_EXERCISE GOAL_
The word "solA" appears in some lines of the listing below; report how many such lines there are, and nothing else.

_DATA UNDER STUDY_
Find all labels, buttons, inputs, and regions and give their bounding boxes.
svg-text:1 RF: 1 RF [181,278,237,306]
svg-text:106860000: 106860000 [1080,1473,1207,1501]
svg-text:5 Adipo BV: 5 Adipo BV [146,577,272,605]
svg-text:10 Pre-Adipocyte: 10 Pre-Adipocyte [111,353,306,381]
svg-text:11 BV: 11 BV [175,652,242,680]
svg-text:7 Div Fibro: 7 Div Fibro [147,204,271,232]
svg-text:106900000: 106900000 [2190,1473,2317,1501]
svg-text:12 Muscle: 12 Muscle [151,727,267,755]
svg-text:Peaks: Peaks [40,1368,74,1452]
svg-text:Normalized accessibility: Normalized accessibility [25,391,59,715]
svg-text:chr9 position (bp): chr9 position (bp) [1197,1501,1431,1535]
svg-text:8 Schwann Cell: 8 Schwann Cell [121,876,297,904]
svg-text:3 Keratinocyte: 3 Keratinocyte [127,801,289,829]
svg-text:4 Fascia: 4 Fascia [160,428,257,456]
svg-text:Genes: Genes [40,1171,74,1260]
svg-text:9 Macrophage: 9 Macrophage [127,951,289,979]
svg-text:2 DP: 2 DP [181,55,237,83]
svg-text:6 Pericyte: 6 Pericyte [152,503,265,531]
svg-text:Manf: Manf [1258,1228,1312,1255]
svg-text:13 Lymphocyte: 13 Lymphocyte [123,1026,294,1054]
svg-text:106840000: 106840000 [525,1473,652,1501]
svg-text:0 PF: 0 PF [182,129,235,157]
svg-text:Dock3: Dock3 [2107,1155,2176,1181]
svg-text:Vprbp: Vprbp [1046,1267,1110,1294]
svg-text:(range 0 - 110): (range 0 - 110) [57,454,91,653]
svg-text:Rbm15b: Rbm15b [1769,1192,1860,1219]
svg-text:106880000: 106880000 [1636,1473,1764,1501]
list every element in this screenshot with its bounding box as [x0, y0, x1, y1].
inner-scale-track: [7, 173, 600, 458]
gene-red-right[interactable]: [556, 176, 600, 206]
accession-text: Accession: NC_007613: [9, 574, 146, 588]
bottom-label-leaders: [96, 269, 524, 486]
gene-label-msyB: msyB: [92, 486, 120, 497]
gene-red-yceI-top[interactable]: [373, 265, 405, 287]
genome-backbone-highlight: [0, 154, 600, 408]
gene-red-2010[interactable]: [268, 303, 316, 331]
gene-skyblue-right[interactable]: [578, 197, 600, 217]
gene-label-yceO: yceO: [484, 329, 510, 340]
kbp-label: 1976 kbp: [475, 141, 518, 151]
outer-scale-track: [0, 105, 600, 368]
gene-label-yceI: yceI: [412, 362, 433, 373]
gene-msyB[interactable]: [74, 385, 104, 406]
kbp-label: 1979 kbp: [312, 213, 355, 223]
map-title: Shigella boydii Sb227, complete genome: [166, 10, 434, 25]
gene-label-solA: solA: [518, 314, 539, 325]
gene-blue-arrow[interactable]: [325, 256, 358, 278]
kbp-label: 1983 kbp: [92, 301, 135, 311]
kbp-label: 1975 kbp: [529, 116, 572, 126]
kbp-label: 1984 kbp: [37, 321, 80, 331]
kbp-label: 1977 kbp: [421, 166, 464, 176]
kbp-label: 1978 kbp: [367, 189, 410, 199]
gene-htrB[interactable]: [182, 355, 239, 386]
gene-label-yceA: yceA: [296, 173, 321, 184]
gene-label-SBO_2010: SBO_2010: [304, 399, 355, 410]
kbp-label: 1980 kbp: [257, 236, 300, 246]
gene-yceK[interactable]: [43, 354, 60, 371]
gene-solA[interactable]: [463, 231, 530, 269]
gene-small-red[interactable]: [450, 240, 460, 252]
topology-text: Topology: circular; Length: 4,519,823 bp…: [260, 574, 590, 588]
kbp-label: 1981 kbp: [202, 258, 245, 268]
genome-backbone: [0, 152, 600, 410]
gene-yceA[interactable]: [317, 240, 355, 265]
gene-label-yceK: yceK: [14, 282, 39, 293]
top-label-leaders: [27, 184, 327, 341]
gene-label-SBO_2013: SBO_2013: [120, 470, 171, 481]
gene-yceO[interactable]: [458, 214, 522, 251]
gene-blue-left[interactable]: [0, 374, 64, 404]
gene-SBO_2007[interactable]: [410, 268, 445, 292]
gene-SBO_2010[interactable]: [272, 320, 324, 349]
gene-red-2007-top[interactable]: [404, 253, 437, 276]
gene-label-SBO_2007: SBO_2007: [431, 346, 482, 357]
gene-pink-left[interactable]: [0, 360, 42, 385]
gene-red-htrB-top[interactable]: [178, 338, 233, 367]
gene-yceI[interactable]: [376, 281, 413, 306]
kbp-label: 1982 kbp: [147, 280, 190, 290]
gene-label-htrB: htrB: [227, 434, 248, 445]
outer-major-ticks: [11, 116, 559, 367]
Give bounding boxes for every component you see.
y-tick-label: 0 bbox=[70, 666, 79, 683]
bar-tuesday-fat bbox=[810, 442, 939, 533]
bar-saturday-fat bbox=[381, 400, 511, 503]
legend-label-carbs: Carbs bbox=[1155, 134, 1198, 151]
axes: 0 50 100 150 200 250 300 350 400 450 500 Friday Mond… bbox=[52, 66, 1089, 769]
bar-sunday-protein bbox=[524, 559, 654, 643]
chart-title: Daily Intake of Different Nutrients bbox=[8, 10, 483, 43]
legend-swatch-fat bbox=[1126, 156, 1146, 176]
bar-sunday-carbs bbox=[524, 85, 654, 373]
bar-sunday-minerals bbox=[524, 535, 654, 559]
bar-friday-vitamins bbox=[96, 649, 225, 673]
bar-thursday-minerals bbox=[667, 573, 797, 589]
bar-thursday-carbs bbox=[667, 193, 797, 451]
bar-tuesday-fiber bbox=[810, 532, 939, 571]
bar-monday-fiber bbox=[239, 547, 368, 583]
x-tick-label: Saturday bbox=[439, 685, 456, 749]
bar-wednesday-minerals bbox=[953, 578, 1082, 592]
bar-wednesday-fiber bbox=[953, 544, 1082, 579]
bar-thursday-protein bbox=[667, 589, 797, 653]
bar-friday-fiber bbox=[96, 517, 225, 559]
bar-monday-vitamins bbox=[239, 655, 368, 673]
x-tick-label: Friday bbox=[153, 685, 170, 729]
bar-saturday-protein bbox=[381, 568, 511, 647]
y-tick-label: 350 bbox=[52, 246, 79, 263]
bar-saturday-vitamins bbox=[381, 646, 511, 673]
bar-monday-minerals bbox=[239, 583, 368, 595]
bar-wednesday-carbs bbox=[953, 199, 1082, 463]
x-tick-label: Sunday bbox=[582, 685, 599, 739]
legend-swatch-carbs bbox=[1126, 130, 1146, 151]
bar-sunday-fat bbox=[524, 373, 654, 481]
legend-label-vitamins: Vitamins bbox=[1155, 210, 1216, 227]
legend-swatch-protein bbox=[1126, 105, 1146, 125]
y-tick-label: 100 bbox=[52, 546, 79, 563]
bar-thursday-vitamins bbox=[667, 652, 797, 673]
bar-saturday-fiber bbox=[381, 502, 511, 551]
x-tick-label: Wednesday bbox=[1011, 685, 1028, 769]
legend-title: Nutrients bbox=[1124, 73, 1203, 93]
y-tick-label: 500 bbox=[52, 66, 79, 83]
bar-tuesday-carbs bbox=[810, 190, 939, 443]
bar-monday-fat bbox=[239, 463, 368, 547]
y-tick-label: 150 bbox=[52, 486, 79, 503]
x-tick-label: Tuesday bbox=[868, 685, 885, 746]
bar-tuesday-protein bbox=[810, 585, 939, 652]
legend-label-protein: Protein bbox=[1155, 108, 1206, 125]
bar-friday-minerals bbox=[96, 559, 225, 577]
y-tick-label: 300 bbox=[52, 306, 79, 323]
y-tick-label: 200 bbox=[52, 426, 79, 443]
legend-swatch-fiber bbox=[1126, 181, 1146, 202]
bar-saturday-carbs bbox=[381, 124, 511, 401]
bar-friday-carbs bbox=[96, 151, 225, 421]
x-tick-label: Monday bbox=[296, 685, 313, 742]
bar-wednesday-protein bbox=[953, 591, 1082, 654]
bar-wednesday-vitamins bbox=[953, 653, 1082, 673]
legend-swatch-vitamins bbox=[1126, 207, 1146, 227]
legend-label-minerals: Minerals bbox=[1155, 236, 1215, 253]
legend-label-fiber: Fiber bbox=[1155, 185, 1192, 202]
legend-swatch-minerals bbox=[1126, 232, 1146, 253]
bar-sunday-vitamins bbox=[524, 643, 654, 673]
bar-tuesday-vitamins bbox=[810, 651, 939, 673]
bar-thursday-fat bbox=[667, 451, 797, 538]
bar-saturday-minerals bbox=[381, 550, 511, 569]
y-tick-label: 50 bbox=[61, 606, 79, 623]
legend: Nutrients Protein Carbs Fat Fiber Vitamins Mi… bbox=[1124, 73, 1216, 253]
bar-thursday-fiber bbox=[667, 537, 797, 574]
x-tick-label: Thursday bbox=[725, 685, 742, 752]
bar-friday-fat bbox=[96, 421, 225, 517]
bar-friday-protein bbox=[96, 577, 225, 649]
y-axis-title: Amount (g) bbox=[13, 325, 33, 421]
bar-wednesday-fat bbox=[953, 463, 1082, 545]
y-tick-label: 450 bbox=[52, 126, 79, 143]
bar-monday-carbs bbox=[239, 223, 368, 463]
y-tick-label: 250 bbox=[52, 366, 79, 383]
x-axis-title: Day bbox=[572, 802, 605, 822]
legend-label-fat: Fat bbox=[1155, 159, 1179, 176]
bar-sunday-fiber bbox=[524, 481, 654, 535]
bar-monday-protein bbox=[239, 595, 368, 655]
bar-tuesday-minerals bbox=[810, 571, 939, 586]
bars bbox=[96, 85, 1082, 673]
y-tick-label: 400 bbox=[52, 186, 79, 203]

_REPLY_
2